Goal A
Reproduce the stretch of the Ryan Richter biography from "On August 24, 2011" through "Richter was released." word for word.
Goal B
According to the Ryan Richter biography, on what date did Richter sign with Charleston Battery?
Goal C
Extend the Ryan Richter biography, picking up after its final sentence.

Excerpted passage
Ryan Richter (born April 12, 1989) is an American former professional soccer player and current assistant coach for Philadelphia Union in MLS.

Youth and college
Richter played soccer at William Tennent High School in Warminster, Pennsylvania where he was a three-year starter. He was elected as team captain and MVP for both his Junior and Senior years. At William Tennent, Richter attained honor roll status for all four years, he was also a three-year starter on the basketball team as well as being a placekicker on the football team.

After high school, Richter attended La Salle University in Philadelphia, Pennsylvania where he continued to play soccer. At La Salle, he was named Atlantic 10 Offensive Player of the Year, and Student-Athlete of the Year for the 2010 season. He was also named Atlantic 10 Sportsman of the Year in 2010 as well as First-Team Scholar All America.  Richter was named Philadelphia Soccer Six Player of the Year in 2009 and 2010, leading the city in points and goals both years. He is the second player from the La Salle Explorers to be drafted into the MLS after Cesidio Colasante. Richter racked up 28 goals and 13 assists during his time with the Explorers.

During his college years, Richter played for the Ocean City Nor'easters in the USL Premier Development League.

Club career
On January 18, 2011, Richter was drafted as the 5th overall  pick in the 1st round of the 2011 MLS Supplemental Draft by  Philadelphia Union. After a successful preseason trial, he signed with the club on March 1, 2011.

Richter was sent on a one-game loan to the Union's USL Pro affiliate Harrisburg City Islanders in June 2011; he made his professional debut for them on June 4, in a game against Charleston Battery.
On July 21, 2011, Richter made his Union debut against Everton

On August 24, 2011 Richter scored his first career goal for the Philadelphia Union against the Harrisburg City Islanders. The goal, assisted by Justin Mapp, came in the 49th minute.

On January 19, 2012, Philadelphia declined his 2012 contract option and Richter was released.

Richter trialled with D.C. United during February and March 2012.

Charleston Battery
Richter signed with USL Pro team Charleston Battery on March 27, 2012.
In 2012, Richter helped the Charleston Battery capture the 2012 USL PRO Championship.

Toronto FC
He signed with Toronto FC on March 25, 2013. Richter made his debut for Toronto on April 13, in a 1–1 draw against Philadelphia, he came on as a first half sub for Darel Russell who sustained an injury.

Given data

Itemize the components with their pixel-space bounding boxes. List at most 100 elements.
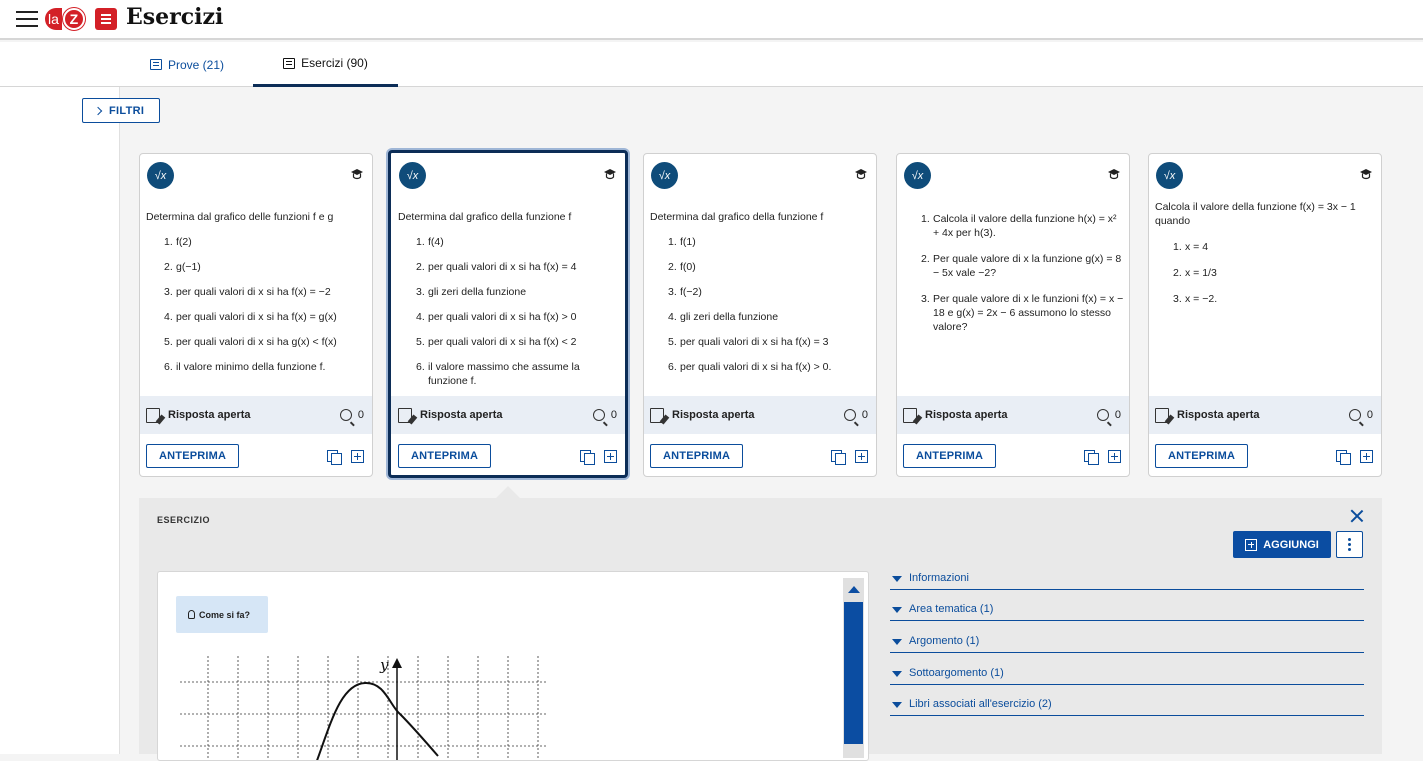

Answer A
On August 24, 2011 Richter scored his first career goal for the Philadelphia Union against the Harrisburg City Islanders. The goal, assisted by Justin Mapp, came in the 49th minute.

On January 19, 2012, Philadelphia declined his 2012 contract option and Richter was released.

Answer B
March 27, 2012.

Answer C
After spending most of the 2014 season on loan with NASL club Ottawa Fury FC, Richter joined them permanently on January 28, 2015.

Bethlehem Steel FC
In 2016, Richter was transferred back to the Philadelphia Union organization to play for the newly formed USL club, Bethlehem Steel FC. Richter would be named the team's first captain, and would go on to be joint leading goal scorer for the 2016 season. Prior to the season's end, Richter was transferred to NASL club New York Cosmos.

New York Cosmos
Richter made his debut for the Cosmos in a 0–2 victory over the Carolina Railhawks.

Coaching career
Following the 2017 season, Richter retired from the professional game to help coach the Philadelphia Union academy. In January 2022, Richter was promoted to assistant coach to Jim Curtin with the Philadelphia Union first team.

Honors

Ottawa Fury 

 NASL Fall Championship 2015

Notes
A.  The club was known as the Ocean City Barons through 2009.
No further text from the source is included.